▶ Short problem
Leave out the images; return the rest of the data exactly.

▶ Data for the task

• • • • • • •

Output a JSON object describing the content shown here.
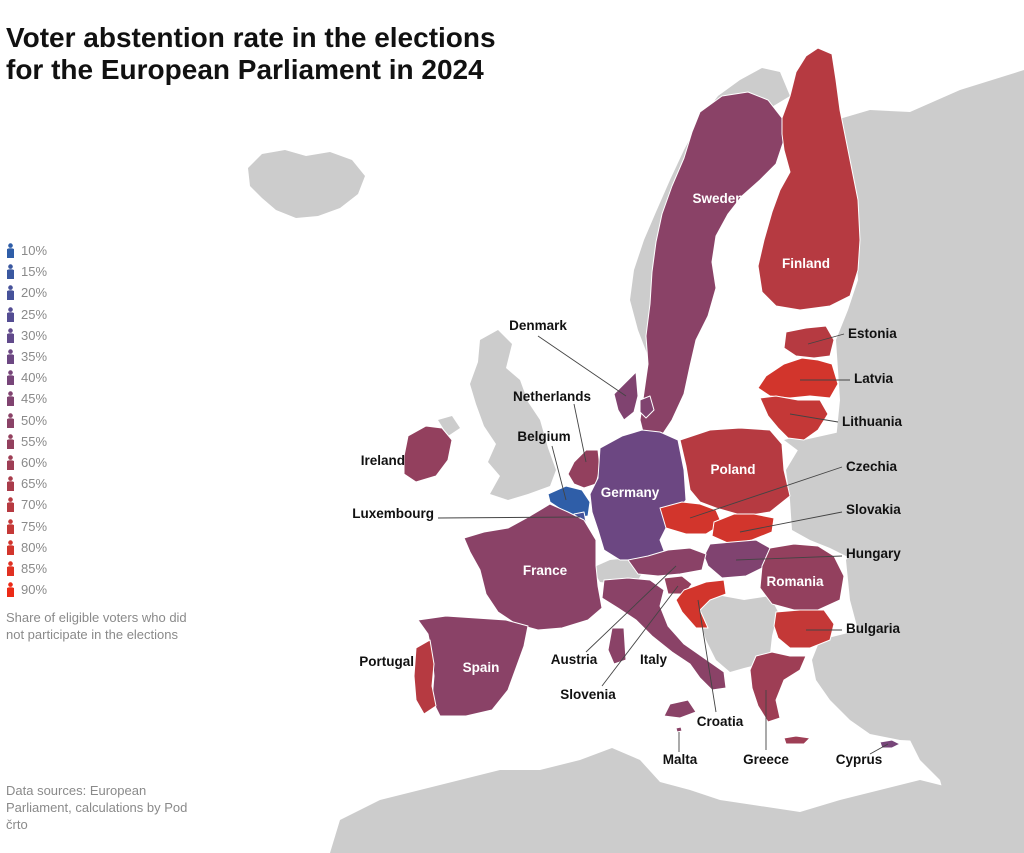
{
  "title": {
    "line1": "Voter abstention rate in the elections",
    "line2": "for the European Parliament in 2024"
  },
  "legend": {
    "items": [
      {
        "label": "10%",
        "color": "#2f5ea8"
      },
      {
        "label": "15%",
        "color": "#3a58a0"
      },
      {
        "label": "20%",
        "color": "#46529a"
      },
      {
        "label": "25%",
        "color": "#544d93"
      },
      {
        "label": "30%",
        "color": "#614a8b"
      },
      {
        "label": "35%",
        "color": "#6c4782"
      },
      {
        "label": "40%",
        "color": "#774579"
      },
      {
        "label": "45%",
        "color": "#804370"
      },
      {
        "label": "50%",
        "color": "#8a4267"
      },
      {
        "label": "55%",
        "color": "#93405e"
      },
      {
        "label": "60%",
        "color": "#9e3e55"
      },
      {
        "label": "65%",
        "color": "#a93c4b"
      },
      {
        "label": "70%",
        "color": "#b63a41"
      },
      {
        "label": "75%",
        "color": "#c43837"
      },
      {
        "label": "80%",
        "color": "#d2352c"
      },
      {
        "label": "85%",
        "color": "#e03122"
      },
      {
        "label": "90%",
        "color": "#ec2a16"
      }
    ],
    "caption": "Share of eligible voters who did not participate in the elections"
  },
  "sources": "Data sources: European Parliament, calculations by Pod črto",
  "map_colors": {
    "non_eu_land": "#cccccc",
    "sea": "#ffffff",
    "border": "#ffffff"
  },
  "countries": [
    {
      "name": "Sweden",
      "color": "#8a4267",
      "label_color": "#ffffff"
    },
    {
      "name": "Finland",
      "color": "#b63a41",
      "label_color": "#ffffff"
    },
    {
      "name": "Estonia",
      "color": "#b63a41",
      "label_color": "#111111"
    },
    {
      "name": "Latvia",
      "color": "#d2352c",
      "label_color": "#111111"
    },
    {
      "name": "Lithuania",
      "color": "#c43837",
      "label_color": "#111111"
    },
    {
      "name": "Denmark",
      "color": "#804370",
      "label_color": "#111111"
    },
    {
      "name": "Netherlands",
      "color": "#93405e",
      "label_color": "#111111"
    },
    {
      "name": "Belgium",
      "color": "#2f5ea8",
      "label_color": "#111111"
    },
    {
      "name": "Luxembourg",
      "color": "#46529a",
      "label_color": "#111111"
    },
    {
      "name": "Ireland",
      "color": "#93405e",
      "label_color": "#111111"
    },
    {
      "name": "Germany",
      "color": "#6c4782",
      "label_color": "#ffffff"
    },
    {
      "name": "Poland",
      "color": "#b63a41",
      "label_color": "#ffffff"
    },
    {
      "name": "Czechia",
      "color": "#d2352c",
      "label_color": "#111111"
    },
    {
      "name": "Slovakia",
      "color": "#d2352c",
      "label_color": "#111111"
    },
    {
      "name": "Hungary",
      "color": "#804370",
      "label_color": "#111111"
    },
    {
      "name": "Romania",
      "color": "#93405e",
      "label_color": "#ffffff"
    },
    {
      "name": "Bulgaria",
      "color": "#c43837",
      "label_color": "#111111"
    },
    {
      "name": "France",
      "color": "#8a4267",
      "label_color": "#ffffff"
    },
    {
      "name": "Spain",
      "color": "#8a4267",
      "label_color": "#ffffff"
    },
    {
      "name": "Portugal",
      "color": "#b63a41",
      "label_color": "#111111"
    },
    {
      "name": "Austria",
      "color": "#8a4267",
      "label_color": "#111111"
    },
    {
      "name": "Slovenia",
      "color": "#93405e",
      "label_color": "#111111"
    },
    {
      "name": "Croatia",
      "color": "#d2352c",
      "label_color": "#111111"
    },
    {
      "name": "Italy",
      "color": "#8a4267",
      "label_color": "#111111"
    },
    {
      "name": "Malta",
      "color": "#8a4267",
      "label_color": "#111111"
    },
    {
      "name": "Greece",
      "color": "#9e3e55",
      "label_color": "#111111"
    },
    {
      "name": "Cyprus",
      "color": "#774579",
      "label_color": "#111111"
    }
  ]
}
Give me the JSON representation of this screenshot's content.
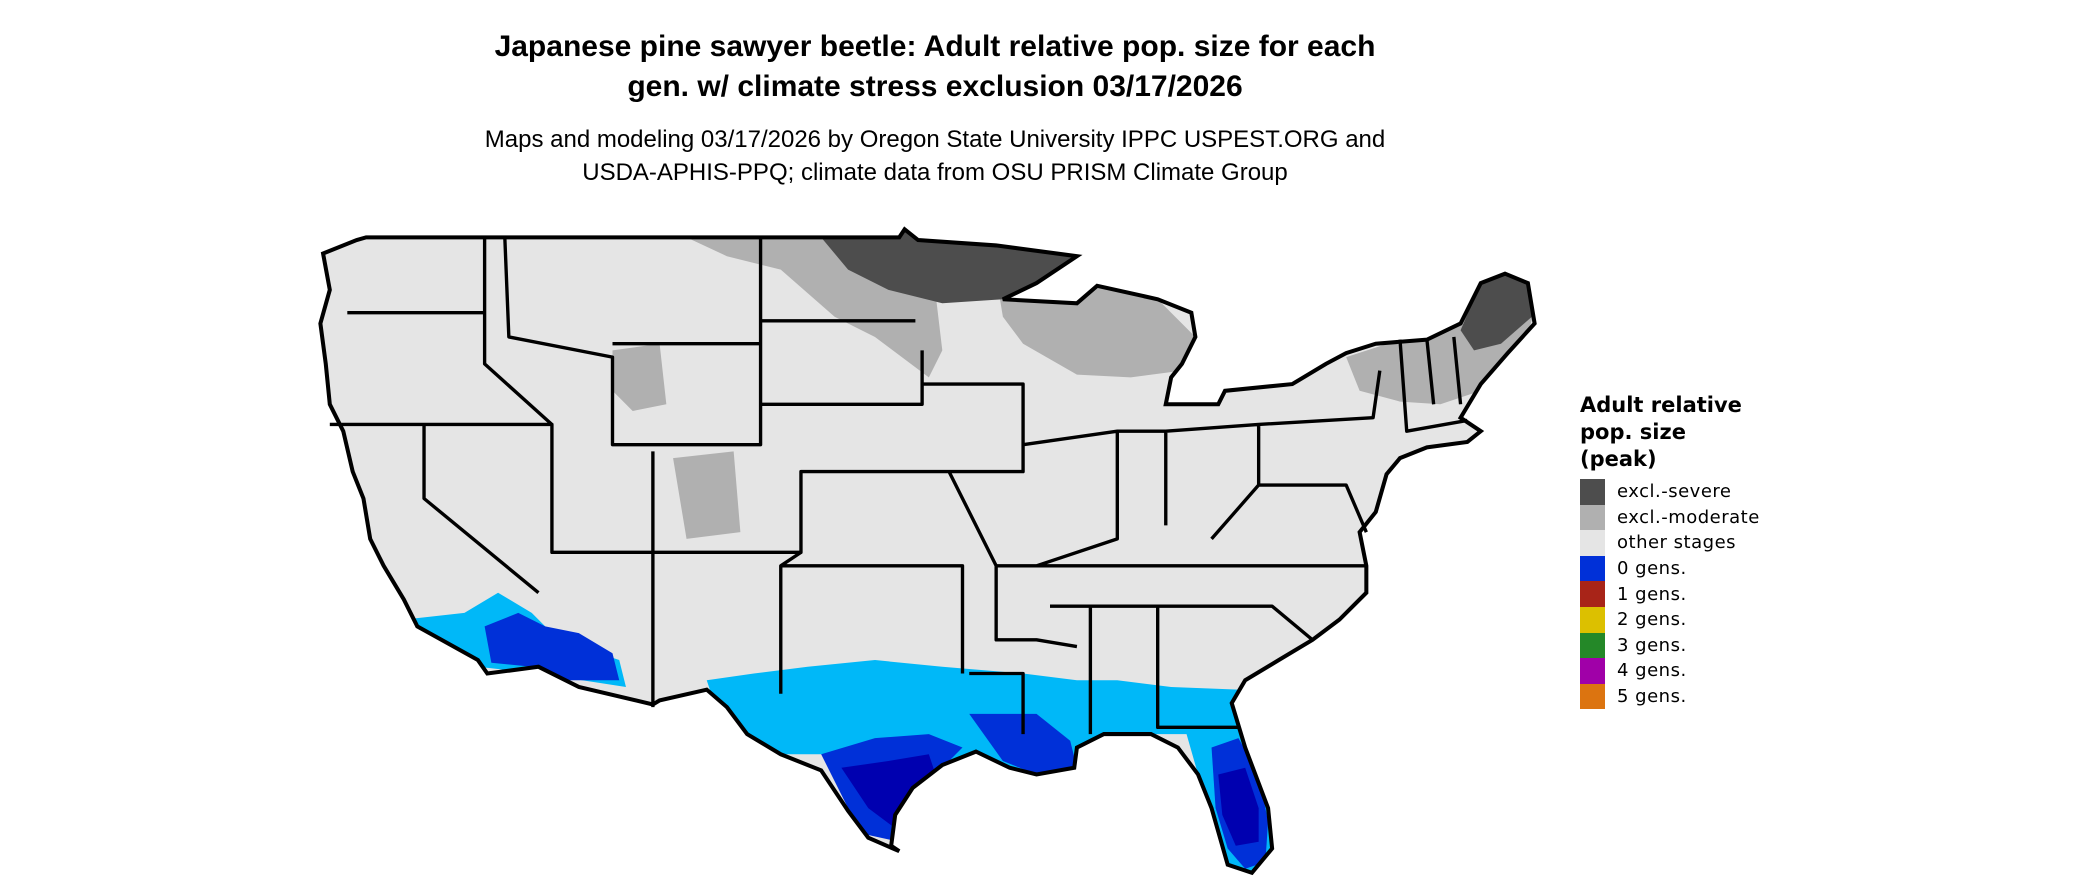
{
  "title": {
    "line1": "Japanese pine sawyer beetle: Adult relative pop. size for each",
    "line2": "gen. w/ climate stress exclusion 03/17/2026"
  },
  "subtitle": {
    "line1": "Maps and modeling 03/17/2026 by Oregon State University IPPC USPEST.ORG and",
    "line2": "USDA-APHIS-PPQ; climate data from OSU PRISM Climate Group"
  },
  "legend": {
    "title_lines": [
      "Adult relative",
      "pop. size",
      "(peak)"
    ],
    "items": [
      {
        "label": "excl.-severe",
        "color": "#4d4d4d"
      },
      {
        "label": "excl.-moderate",
        "color": "#b0b0b0"
      },
      {
        "label": "other stages",
        "color": "#e5e5e5"
      },
      {
        "label": "0 gens.",
        "color": "#0030d8"
      },
      {
        "label": "1 gens.",
        "color": "#a82418"
      },
      {
        "label": "2 gens.",
        "color": "#dcc000"
      },
      {
        "label": "3 gens.",
        "color": "#248828"
      },
      {
        "label": "4 gens.",
        "color": "#a000a8"
      },
      {
        "label": "5 gens.",
        "color": "#dc7410"
      }
    ]
  },
  "map": {
    "region": "Contiguous United States",
    "colors": {
      "base": "#e5e5e5",
      "excl_severe": "#4d4d4d",
      "excl_moderate": "#b0b0b0",
      "light_blue": "#00b8f8",
      "blue": "#0030d8",
      "dark_blue": "#0000b0",
      "border": "#000000"
    }
  }
}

• • • • • • •

▶ Answer
Output a JSON object describing the content shown here.
{
  "title": {
    "line1": "Voter abstention rate in the elections",
    "line2": "for the European Parliament in 2024"
  },
  "legend": {
    "items": [
      {
        "label": "10%",
        "color": "#2f5ea8"
      },
      {
        "label": "15%",
        "color": "#3a58a0"
      },
      {
        "label": "20%",
        "color": "#46529a"
      },
      {
        "label": "25%",
        "color": "#544d93"
      },
      {
        "label": "30%",
        "color": "#614a8b"
      },
      {
        "label": "35%",
        "color": "#6c4782"
      },
      {
        "label": "40%",
        "color": "#774579"
      },
      {
        "label": "45%",
        "color": "#804370"
      },
      {
        "label": "50%",
        "color": "#8a4267"
      },
      {
        "label": "55%",
        "color": "#93405e"
      },
      {
        "label": "60%",
        "color": "#9e3e55"
      },
      {
        "label": "65%",
        "color": "#a93c4b"
      },
      {
        "label": "70%",
        "color": "#b63a41"
      },
      {
        "label": "75%",
        "color": "#c43837"
      },
      {
        "label": "80%",
        "color": "#d2352c"
      },
      {
        "label": "85%",
        "color": "#e03122"
      },
      {
        "label": "90%",
        "color": "#ec2a16"
      }
    ],
    "caption": "Share of eligible voters who did not participate in the elections"
  },
  "sources": "Data sources: European Parliament, calculations by Pod črto",
  "map_colors": {
    "non_eu_land": "#cccccc",
    "sea": "#ffffff",
    "border": "#ffffff"
  },
  "countries": [
    {
      "name": "Sweden",
      "color": "#8a4267",
      "label_color": "#ffffff"
    },
    {
      "name": "Finland",
      "color": "#b63a41",
      "label_color": "#ffffff"
    },
    {
      "name": "Estonia",
      "color": "#b63a41",
      "label_color": "#111111"
    },
    {
      "name": "Latvia",
      "color": "#d2352c",
      "label_color": "#111111"
    },
    {
      "name": "Lithuania",
      "color": "#c43837",
      "label_color": "#111111"
    },
    {
      "name": "Denmark",
      "color": "#804370",
      "label_color": "#111111"
    },
    {
      "name": "Netherlands",
      "color": "#93405e",
      "label_color": "#111111"
    },
    {
      "name": "Belgium",
      "color": "#2f5ea8",
      "label_color": "#111111"
    },
    {
      "name": "Luxembourg",
      "color": "#46529a",
      "label_color": "#111111"
    },
    {
      "name": "Ireland",
      "color": "#93405e",
      "label_color": "#111111"
    },
    {
      "name": "Germany",
      "color": "#6c4782",
      "label_color": "#ffffff"
    },
    {
      "name": "Poland",
      "color": "#b63a41",
      "label_color": "#ffffff"
    },
    {
      "name": "Czechia",
      "color": "#d2352c",
      "label_color": "#111111"
    },
    {
      "name": "Slovakia",
      "color": "#d2352c",
      "label_color": "#111111"
    },
    {
      "name": "Hungary",
      "color": "#804370",
      "label_color": "#111111"
    },
    {
      "name": "Romania",
      "color": "#93405e",
      "label_color": "#ffffff"
    },
    {
      "name": "Bulgaria",
      "color": "#c43837",
      "label_color": "#111111"
    },
    {
      "name": "France",
      "color": "#8a4267",
      "label_color": "#ffffff"
    },
    {
      "name": "Spain",
      "color": "#8a4267",
      "label_color": "#ffffff"
    },
    {
      "name": "Portugal",
      "color": "#b63a41",
      "label_color": "#111111"
    },
    {
      "name": "Austria",
      "color": "#8a4267",
      "label_color": "#111111"
    },
    {
      "name": "Slovenia",
      "color": "#93405e",
      "label_color": "#111111"
    },
    {
      "name": "Croatia",
      "color": "#d2352c",
      "label_color": "#111111"
    },
    {
      "name": "Italy",
      "color": "#8a4267",
      "label_color": "#111111"
    },
    {
      "name": "Malta",
      "color": "#8a4267",
      "label_color": "#111111"
    },
    {
      "name": "Greece",
      "color": "#9e3e55",
      "label_color": "#111111"
    },
    {
      "name": "Cyprus",
      "color": "#774579",
      "label_color": "#111111"
    }
  ]
}
Give me the JSON representation of this screenshot's content.
{
  "title": {
    "line1": "Japanese pine sawyer beetle: Adult relative pop. size for each",
    "line2": "gen. w/ climate stress exclusion 03/17/2026"
  },
  "subtitle": {
    "line1": "Maps and modeling 03/17/2026 by Oregon State University IPPC USPEST.ORG and",
    "line2": "USDA-APHIS-PPQ; climate data from OSU PRISM Climate Group"
  },
  "legend": {
    "title_lines": [
      "Adult relative",
      "pop. size",
      "(peak)"
    ],
    "items": [
      {
        "label": "excl.-severe",
        "color": "#4d4d4d"
      },
      {
        "label": "excl.-moderate",
        "color": "#b0b0b0"
      },
      {
        "label": "other stages",
        "color": "#e5e5e5"
      },
      {
        "label": "0 gens.",
        "color": "#0030d8"
      },
      {
        "label": "1 gens.",
        "color": "#a82418"
      },
      {
        "label": "2 gens.",
        "color": "#dcc000"
      },
      {
        "label": "3 gens.",
        "color": "#248828"
      },
      {
        "label": "4 gens.",
        "color": "#a000a8"
      },
      {
        "label": "5 gens.",
        "color": "#dc7410"
      }
    ]
  },
  "map": {
    "region": "Contiguous United States",
    "colors": {
      "base": "#e5e5e5",
      "excl_severe": "#4d4d4d",
      "excl_moderate": "#b0b0b0",
      "light_blue": "#00b8f8",
      "blue": "#0030d8",
      "dark_blue": "#0000b0",
      "border": "#000000"
    }
  }
}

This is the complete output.